— begin Records shown —

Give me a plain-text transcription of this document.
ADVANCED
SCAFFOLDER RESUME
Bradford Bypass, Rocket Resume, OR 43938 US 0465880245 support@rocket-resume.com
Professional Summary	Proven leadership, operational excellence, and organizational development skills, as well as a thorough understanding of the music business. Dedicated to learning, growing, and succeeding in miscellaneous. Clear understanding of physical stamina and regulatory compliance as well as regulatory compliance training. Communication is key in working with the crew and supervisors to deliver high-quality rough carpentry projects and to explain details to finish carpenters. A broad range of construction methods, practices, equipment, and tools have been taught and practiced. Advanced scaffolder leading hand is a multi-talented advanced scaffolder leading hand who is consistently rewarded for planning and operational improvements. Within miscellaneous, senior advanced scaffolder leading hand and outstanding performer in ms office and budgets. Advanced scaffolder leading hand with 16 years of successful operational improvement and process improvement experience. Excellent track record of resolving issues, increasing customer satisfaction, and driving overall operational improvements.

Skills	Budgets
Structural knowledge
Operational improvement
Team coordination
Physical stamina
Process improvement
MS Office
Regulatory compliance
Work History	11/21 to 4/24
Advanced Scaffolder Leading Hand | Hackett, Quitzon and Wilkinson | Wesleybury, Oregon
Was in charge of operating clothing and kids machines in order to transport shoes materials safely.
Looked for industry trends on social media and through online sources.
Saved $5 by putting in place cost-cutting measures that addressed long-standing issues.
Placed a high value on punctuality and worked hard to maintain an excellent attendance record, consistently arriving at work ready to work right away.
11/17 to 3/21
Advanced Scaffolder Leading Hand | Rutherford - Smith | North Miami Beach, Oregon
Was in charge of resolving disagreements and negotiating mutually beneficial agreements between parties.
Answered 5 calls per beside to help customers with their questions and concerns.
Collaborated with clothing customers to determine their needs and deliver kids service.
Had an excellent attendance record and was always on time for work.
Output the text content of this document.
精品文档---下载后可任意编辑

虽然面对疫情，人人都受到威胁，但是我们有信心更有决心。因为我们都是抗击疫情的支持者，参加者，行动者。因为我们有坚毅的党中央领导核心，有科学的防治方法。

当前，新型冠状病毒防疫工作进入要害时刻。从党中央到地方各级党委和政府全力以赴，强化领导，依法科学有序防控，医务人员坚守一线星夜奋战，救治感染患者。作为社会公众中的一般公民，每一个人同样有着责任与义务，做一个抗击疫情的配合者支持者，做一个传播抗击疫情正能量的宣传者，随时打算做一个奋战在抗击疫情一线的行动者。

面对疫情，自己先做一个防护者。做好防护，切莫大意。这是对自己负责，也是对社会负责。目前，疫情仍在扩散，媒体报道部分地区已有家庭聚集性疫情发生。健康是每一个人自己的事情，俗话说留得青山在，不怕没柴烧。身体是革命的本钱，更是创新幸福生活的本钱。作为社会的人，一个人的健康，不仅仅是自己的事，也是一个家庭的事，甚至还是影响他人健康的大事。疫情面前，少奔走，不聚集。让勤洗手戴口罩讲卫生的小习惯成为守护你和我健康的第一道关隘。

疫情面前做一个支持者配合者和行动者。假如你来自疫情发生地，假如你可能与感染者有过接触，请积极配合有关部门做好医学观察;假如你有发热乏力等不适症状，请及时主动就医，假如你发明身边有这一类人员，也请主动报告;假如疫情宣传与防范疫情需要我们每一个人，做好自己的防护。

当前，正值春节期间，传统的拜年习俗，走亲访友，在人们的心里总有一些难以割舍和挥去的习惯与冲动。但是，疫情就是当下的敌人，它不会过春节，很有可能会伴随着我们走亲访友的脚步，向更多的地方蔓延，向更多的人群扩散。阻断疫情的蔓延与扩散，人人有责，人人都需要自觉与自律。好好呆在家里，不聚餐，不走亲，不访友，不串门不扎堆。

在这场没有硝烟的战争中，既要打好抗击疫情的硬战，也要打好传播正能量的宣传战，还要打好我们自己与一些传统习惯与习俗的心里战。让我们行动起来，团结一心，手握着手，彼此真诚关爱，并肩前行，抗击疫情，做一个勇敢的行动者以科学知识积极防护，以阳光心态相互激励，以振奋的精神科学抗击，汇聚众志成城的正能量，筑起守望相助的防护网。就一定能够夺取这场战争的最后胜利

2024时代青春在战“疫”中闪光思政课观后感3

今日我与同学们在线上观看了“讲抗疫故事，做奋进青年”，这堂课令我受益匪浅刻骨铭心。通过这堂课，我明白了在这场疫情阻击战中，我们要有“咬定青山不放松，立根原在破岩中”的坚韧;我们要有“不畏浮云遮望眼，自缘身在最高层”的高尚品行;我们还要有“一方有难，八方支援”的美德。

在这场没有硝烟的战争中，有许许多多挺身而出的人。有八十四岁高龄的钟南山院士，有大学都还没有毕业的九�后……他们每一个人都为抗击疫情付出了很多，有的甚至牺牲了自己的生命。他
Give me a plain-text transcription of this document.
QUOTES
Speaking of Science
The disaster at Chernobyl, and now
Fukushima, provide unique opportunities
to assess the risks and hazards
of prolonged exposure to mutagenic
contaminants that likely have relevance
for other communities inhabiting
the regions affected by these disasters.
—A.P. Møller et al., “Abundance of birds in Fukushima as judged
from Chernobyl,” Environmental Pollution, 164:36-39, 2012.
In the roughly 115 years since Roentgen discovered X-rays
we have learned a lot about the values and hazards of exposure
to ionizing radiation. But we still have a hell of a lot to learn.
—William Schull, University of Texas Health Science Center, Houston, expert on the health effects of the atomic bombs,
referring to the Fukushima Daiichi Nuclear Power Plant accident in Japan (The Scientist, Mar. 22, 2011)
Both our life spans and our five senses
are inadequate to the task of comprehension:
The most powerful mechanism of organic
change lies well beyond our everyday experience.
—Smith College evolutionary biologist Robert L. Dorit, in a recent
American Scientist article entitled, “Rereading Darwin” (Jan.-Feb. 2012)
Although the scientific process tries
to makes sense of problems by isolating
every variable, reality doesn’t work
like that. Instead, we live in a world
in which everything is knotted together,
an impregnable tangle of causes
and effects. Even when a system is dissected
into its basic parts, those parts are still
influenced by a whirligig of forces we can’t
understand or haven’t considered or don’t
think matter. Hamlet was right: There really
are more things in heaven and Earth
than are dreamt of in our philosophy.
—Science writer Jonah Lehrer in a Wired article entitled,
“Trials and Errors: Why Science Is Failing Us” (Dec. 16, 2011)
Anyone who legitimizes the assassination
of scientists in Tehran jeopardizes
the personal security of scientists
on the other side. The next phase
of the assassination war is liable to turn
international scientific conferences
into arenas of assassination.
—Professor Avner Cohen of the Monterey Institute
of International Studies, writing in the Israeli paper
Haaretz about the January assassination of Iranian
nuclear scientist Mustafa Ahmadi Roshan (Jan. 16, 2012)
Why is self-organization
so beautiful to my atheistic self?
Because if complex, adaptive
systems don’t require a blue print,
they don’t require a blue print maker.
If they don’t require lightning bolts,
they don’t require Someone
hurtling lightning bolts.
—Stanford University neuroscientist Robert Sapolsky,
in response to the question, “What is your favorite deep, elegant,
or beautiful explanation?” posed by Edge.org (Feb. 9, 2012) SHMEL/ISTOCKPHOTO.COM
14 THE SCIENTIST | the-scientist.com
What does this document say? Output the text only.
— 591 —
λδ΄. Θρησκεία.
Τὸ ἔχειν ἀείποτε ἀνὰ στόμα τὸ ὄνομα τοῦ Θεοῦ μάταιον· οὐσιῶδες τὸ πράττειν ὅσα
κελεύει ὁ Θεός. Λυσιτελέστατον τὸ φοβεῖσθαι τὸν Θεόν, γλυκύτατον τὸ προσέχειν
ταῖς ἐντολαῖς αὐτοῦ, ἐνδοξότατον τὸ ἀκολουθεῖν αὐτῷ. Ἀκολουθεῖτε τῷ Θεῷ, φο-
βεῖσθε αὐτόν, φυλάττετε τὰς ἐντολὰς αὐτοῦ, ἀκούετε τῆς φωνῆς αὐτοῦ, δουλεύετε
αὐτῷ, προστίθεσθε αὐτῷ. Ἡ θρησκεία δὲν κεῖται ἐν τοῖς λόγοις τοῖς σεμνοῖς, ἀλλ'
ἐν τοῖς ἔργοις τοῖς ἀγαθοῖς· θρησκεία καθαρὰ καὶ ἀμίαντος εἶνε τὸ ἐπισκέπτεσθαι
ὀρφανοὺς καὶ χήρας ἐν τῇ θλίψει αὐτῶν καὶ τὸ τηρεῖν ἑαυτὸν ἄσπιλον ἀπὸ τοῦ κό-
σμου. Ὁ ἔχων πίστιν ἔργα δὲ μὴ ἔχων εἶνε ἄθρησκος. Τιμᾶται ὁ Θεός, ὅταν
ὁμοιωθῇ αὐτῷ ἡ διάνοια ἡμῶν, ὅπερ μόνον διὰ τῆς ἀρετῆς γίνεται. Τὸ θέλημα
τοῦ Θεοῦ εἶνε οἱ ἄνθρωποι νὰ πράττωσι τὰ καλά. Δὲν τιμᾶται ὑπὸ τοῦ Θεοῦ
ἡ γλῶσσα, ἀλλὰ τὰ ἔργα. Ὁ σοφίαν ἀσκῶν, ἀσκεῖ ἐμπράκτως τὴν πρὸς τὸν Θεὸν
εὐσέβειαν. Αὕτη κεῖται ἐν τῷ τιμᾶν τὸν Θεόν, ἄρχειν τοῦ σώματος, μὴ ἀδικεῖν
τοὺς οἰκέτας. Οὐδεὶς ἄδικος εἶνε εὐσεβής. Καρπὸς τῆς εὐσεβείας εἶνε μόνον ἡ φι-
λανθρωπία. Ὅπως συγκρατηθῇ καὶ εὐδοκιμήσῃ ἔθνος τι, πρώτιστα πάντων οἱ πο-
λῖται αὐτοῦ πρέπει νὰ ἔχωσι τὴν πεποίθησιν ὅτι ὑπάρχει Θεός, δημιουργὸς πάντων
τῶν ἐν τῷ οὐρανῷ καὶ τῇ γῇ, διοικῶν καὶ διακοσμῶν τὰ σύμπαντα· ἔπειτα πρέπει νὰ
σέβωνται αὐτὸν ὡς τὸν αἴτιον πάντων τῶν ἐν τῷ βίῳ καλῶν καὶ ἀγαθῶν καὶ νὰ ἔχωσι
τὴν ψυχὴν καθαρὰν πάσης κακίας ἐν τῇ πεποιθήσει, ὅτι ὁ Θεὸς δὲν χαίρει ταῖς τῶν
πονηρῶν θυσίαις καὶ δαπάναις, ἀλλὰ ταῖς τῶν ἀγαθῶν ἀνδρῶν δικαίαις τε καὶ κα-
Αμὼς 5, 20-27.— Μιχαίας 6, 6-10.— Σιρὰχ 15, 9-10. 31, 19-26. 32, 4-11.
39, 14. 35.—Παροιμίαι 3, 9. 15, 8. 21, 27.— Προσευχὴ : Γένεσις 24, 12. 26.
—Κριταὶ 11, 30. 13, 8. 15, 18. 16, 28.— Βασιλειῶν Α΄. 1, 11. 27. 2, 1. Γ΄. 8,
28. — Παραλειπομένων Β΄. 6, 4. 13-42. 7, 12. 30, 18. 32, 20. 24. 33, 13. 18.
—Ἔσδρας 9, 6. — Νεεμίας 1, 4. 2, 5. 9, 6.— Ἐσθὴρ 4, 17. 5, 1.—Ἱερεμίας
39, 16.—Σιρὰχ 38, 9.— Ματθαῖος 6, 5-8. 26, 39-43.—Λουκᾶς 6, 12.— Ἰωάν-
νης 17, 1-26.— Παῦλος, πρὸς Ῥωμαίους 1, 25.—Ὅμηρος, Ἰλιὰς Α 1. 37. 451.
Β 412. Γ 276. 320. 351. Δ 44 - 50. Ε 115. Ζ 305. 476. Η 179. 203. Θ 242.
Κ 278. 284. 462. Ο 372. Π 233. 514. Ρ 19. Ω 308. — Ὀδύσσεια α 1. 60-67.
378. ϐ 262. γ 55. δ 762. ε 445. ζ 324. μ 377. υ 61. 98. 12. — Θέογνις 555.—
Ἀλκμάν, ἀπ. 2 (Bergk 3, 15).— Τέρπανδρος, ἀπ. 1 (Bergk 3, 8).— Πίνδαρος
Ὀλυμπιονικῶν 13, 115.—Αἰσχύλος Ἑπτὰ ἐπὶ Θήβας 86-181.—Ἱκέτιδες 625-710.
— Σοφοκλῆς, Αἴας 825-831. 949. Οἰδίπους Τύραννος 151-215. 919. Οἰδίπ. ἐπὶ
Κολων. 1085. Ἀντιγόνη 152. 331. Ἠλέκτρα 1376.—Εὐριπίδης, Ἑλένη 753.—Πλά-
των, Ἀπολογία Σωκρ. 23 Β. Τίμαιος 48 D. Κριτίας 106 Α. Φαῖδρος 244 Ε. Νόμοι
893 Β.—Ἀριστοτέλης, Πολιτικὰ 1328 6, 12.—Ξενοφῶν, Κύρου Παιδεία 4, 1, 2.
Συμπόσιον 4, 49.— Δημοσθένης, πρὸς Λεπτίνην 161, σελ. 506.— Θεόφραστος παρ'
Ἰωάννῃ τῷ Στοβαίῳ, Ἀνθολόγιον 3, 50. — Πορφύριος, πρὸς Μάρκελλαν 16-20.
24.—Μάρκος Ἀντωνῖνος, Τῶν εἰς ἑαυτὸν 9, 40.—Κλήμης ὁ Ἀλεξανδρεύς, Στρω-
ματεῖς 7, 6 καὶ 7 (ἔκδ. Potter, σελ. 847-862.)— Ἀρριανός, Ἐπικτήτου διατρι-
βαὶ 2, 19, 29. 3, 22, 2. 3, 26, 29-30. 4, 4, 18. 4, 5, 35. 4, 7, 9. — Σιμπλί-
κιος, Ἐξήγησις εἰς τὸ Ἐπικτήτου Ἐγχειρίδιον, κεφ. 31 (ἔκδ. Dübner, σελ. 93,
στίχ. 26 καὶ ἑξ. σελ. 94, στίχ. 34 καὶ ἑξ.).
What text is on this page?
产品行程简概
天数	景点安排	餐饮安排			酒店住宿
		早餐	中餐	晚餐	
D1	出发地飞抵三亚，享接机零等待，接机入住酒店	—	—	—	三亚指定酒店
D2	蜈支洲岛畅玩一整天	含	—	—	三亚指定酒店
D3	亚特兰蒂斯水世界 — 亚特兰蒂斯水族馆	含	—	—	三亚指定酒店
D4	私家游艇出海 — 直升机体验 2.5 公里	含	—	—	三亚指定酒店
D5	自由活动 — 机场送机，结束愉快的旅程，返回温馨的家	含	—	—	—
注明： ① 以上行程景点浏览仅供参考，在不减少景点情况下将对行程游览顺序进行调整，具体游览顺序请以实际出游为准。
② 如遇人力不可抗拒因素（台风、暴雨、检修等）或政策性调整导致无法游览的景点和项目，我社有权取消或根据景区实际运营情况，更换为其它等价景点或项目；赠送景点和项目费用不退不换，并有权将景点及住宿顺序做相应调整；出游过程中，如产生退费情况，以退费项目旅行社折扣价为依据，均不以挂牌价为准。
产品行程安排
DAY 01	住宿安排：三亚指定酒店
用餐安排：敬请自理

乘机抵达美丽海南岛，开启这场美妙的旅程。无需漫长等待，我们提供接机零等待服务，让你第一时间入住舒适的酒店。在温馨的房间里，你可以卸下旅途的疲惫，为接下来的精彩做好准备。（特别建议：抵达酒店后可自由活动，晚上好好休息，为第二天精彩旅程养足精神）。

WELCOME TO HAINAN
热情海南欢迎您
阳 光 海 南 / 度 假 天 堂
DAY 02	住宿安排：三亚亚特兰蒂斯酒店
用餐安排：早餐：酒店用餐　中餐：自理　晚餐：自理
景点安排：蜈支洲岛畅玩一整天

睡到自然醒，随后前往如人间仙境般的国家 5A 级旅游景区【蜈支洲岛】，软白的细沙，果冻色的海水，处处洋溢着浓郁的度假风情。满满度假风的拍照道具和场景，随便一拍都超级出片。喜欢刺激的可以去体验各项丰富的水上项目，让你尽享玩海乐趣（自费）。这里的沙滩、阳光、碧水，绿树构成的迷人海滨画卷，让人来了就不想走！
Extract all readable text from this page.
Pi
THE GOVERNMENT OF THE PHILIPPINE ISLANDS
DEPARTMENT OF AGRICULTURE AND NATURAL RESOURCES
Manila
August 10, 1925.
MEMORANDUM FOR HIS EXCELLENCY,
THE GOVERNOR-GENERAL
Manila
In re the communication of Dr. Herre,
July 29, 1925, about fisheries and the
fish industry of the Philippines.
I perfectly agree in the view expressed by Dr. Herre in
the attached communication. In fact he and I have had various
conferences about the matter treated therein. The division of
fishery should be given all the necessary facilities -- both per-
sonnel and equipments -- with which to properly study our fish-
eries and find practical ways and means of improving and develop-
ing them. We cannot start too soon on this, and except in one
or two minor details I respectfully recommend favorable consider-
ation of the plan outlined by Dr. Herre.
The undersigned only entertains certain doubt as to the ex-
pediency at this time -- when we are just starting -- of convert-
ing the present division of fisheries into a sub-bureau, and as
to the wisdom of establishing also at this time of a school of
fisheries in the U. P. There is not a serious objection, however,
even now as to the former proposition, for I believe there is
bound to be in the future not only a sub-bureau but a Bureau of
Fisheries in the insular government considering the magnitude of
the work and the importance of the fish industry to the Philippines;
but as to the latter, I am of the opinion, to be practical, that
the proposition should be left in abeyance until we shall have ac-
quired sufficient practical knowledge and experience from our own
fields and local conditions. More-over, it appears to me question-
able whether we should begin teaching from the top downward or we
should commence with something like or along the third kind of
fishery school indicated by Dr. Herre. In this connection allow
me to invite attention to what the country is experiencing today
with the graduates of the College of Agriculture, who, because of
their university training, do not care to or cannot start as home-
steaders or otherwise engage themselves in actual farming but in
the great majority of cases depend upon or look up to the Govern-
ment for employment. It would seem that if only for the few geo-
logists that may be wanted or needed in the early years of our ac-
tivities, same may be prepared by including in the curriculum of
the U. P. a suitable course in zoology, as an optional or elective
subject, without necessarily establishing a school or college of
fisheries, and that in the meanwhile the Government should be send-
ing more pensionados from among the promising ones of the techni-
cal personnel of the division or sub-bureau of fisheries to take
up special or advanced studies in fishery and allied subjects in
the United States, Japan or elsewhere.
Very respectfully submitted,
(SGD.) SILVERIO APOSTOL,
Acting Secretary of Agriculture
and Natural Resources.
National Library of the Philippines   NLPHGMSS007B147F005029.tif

— end Records shown —

▸ What you will do: Say how many lines contain the string "from", giving nothing but the count.

▸ Written answer: 5